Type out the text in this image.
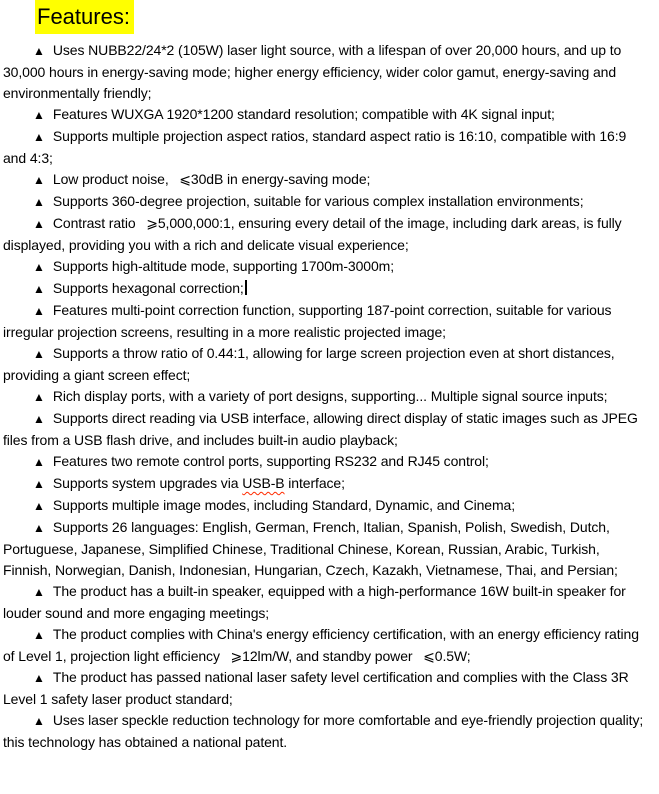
Features:

▲ Uses NUBB22/24*2 (105W) laser light source, with a lifespan of over 20,000 hours, and up to 30,000 hours in energy-saving mode; higher energy efficiency, wider color gamut, energy-saving and environmentally friendly;

▲ Features WUXGA 1920*1200 standard resolution; compatible with 4K signal input;

▲ Supports multiple projection aspect ratios, standard aspect ratio is 16:10, compatible with 16:9 and 4:3;

▲ Low product noise,  ⩽30dB in energy-saving mode;

▲ Supports 360-degree projection, suitable for various complex installation environments;

▲ Contrast ratio  ⩾5,000,000:1, ensuring every detail of the image, including dark areas, is fully displayed, providing you with a rich and delicate visual experience;

▲ Supports high-altitude mode, supporting 1700m-3000m;

▲ Supports hexagonal correction;

▲ Features multi-point correction function, supporting 187-point correction, suitable for various irregular projection screens, resulting in a more realistic projected image;

▲ Supports a throw ratio of 0.44:1, allowing for large screen projection even at short distances, providing a giant screen effect;

▲ Rich display ports, with a variety of port designs, supporting... Multiple signal source inputs;

▲ Supports direct reading via USB interface, allowing direct display of static images such as JPEG files from a USB flash drive, and includes built-in audio playback;

▲ Features two remote control ports, supporting RS232 and RJ45 control;

▲ Supports system upgrades via USB-B interface;

▲ Supports multiple image modes, including Standard, Dynamic, and Cinema;

▲ Supports 26 languages: English, German, French, Italian, Spanish, Polish, Swedish, Dutch, Portuguese, Japanese, Simplified Chinese, Traditional Chinese, Korean, Russian, Arabic, Turkish, Finnish, Norwegian, Danish, Indonesian, Hungarian, Czech, Kazakh, Vietnamese, Thai, and Persian;

▲ The product has a built-in speaker, equipped with a high-performance 16W built-in speaker for louder sound and more engaging meetings;

▲ The product complies with China's energy efficiency certification, with an energy efficiency rating of Level 1, projection light efficiency  ⩾12lm/W, and standby power  ⩽0.5W;

▲ The product has passed national laser safety level certification and complies with the Class 3R Level 1 safety laser product standard;

▲ Uses laser speckle reduction technology for more comfortable and eye-friendly projection quality; this technology has obtained a national patent.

> [STATED PROBLEM]: Skip the pictures, then retype every line above exactly.

> [TASK ANSWER]:
Type out the text in this image.
Features:

▲ Uses NUBB22/24*2 (105W) laser light source, with a lifespan of over 20,000 hours, and up to 30,000 hours in energy-saving mode; higher energy efficiency, wider color gamut, energy-saving and environmentally friendly;

▲ Features WUXGA 1920*1200 standard resolution; compatible with 4K signal input;

▲ Supports multiple projection aspect ratios, standard aspect ratio is 16:10, compatible with 16:9 and 4:3;

▲ Low product noise,  ⩽30dB in energy-saving mode;

▲ Supports 360-degree projection, suitable for various complex installation environments;

▲ Contrast ratio  ⩾5,000,000:1, ensuring every detail of the image, including dark areas, is fully displayed, providing you with a rich and delicate visual experience;

▲ Supports high-altitude mode, supporting 1700m-3000m;

▲ Supports hexagonal correction;

▲ Features multi-point correction function, supporting 187-point correction, suitable for various irregular projection screens, resulting in a more realistic projected image;

▲ Supports a throw ratio of 0.44:1, allowing for large screen projection even at short distances, providing a giant screen effect;

▲ Rich display ports, with a variety of port designs, supporting... Multiple signal source inputs;

▲ Supports direct reading via USB interface, allowing direct display of static images such as JPEG files from a USB flash drive, and includes built-in audio playback;

▲ Features two remote control ports, supporting RS232 and RJ45 control;

▲ Supports system upgrades via USB-B interface;

▲ Supports multiple image modes, including Standard, Dynamic, and Cinema;

▲ Supports 26 languages: English, German, French, Italian, Spanish, Polish, Swedish, Dutch, Portuguese, Japanese, Simplified Chinese, Traditional Chinese, Korean, Russian, Arabic, Turkish, Finnish, Norwegian, Danish, Indonesian, Hungarian, Czech, Kazakh, Vietnamese, Thai, and Persian;

▲ The product has a built-in speaker, equipped with a high-performance 16W built-in speaker for louder sound and more engaging meetings;

▲ The product complies with China's energy efficiency certification, with an energy efficiency rating of Level 1, projection light efficiency  ⩾12lm/W, and standby power  ⩽0.5W;

▲ The product has passed national laser safety level certification and complies with the Class 3R Level 1 safety laser product standard;

▲ Uses laser speckle reduction technology for more comfortable and eye-friendly projection quality; this technology has obtained a national patent.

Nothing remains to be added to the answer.